Dataset records:
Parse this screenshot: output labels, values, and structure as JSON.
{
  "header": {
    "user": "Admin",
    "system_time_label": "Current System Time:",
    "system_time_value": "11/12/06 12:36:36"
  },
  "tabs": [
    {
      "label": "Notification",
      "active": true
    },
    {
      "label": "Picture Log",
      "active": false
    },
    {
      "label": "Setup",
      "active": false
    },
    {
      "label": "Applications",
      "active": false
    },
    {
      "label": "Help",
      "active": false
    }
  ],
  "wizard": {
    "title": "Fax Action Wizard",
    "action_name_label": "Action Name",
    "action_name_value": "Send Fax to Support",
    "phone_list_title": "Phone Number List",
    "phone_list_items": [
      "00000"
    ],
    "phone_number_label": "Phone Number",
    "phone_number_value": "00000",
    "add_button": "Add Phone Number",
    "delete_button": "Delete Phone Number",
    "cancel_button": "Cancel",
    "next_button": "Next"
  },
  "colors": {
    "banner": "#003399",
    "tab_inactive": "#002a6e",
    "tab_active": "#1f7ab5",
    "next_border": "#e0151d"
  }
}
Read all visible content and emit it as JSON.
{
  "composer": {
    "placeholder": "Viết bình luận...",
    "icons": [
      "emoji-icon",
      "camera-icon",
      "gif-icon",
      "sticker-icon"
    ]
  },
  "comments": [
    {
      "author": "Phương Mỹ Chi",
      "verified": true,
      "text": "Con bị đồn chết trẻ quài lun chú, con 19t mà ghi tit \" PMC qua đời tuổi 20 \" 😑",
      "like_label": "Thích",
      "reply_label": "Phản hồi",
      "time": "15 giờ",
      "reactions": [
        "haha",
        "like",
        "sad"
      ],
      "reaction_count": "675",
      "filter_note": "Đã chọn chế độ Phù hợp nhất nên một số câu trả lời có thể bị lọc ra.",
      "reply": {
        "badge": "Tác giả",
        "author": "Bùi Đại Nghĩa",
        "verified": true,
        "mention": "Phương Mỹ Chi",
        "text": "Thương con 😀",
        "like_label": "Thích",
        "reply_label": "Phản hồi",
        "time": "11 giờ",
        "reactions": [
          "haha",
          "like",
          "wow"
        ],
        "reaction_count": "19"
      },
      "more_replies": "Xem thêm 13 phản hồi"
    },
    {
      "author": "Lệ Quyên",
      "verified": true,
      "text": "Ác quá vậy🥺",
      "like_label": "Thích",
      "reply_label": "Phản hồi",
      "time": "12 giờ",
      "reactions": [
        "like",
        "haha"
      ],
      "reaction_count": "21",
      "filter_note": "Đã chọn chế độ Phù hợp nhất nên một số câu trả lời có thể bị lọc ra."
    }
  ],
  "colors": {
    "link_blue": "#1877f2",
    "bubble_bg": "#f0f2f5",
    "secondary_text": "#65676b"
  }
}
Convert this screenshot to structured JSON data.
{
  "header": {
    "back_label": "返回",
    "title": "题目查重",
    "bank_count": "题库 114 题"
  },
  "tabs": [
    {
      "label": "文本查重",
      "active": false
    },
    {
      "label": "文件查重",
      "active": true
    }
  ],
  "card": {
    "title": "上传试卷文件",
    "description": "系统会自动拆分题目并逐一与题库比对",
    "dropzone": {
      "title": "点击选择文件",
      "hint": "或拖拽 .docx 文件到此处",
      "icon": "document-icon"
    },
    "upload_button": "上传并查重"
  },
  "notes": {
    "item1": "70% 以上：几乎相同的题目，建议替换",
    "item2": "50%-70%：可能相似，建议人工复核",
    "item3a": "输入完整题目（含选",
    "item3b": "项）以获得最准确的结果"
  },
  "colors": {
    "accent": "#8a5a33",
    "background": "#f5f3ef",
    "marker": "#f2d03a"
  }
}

*Requirement:* Pick out the lines that contain "author" and copy them.

*The solution:*
      "author": "Phương Mỹ Chi",
        "author": "Bùi Đại Nghĩa",
      "author": "Lệ Quyên",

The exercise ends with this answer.